(Extracts from a graphics dataset)
═══
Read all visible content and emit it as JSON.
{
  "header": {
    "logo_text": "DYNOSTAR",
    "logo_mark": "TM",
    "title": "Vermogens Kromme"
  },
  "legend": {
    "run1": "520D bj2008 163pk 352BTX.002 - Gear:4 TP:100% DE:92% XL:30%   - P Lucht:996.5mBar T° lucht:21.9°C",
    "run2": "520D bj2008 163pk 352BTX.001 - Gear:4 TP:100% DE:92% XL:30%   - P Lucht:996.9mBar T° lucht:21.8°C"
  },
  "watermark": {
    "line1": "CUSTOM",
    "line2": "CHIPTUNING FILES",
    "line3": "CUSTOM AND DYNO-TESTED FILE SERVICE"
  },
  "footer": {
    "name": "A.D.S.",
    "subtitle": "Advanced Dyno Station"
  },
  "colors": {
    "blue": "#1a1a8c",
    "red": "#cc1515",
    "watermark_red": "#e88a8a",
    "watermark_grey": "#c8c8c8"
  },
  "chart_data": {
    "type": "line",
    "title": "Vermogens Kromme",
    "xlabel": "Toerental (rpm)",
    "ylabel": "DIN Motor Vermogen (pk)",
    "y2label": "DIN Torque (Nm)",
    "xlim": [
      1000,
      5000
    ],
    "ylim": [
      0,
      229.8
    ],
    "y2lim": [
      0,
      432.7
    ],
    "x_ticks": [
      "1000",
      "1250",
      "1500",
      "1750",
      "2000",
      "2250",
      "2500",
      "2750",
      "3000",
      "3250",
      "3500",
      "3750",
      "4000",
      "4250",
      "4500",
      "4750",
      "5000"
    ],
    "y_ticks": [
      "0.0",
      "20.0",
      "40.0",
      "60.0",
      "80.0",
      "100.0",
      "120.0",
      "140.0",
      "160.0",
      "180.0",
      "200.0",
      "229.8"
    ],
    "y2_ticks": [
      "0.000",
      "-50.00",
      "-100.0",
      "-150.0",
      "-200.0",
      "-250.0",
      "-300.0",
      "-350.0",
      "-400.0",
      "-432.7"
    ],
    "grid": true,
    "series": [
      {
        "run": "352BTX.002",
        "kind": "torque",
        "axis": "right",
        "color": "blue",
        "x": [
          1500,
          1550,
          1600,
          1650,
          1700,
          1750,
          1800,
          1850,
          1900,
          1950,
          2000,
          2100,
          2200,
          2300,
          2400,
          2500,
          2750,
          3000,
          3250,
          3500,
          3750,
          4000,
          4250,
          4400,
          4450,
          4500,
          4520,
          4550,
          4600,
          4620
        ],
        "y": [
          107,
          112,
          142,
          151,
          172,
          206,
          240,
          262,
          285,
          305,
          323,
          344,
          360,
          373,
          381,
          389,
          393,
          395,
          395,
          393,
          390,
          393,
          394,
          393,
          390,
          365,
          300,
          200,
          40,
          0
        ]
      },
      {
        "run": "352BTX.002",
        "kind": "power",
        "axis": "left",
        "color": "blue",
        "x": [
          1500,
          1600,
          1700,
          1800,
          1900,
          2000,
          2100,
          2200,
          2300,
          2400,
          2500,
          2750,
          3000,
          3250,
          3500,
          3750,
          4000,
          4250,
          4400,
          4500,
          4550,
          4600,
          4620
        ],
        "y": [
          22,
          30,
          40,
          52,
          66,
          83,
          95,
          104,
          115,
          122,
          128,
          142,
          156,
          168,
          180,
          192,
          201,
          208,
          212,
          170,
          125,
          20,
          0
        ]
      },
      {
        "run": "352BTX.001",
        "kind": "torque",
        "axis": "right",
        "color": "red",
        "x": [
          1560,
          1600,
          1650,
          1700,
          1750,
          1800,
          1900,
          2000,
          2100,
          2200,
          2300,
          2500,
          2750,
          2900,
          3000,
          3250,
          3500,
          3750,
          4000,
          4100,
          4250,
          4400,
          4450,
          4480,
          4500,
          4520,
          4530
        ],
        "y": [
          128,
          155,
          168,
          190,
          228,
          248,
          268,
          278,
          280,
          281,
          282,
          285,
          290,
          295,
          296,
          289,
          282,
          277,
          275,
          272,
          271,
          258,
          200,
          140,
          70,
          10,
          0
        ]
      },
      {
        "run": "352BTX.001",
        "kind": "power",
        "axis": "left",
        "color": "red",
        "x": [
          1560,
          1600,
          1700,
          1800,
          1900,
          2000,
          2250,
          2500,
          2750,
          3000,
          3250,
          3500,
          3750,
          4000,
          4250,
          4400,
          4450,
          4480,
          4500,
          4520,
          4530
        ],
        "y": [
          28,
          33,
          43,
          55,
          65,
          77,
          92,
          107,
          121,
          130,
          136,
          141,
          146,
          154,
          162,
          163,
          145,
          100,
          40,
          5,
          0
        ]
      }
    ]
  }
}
═══
◆ What the task asks
Identify every line where the string "Gear" appears.

◆ Correct answer
    "run1": "520D bj2008 163pk 352BTX.002 - Gear:4 TP:100% DE:92% XL:30%   - P Lucht:996.5mBar T° lucht:21.9°C",
    "run2": "520D bj2008 163pk 352BTX.001 - Gear:4 TP:100% DE:92% XL:30%   - P Lucht:996.9mBar T° lucht:21.8°C"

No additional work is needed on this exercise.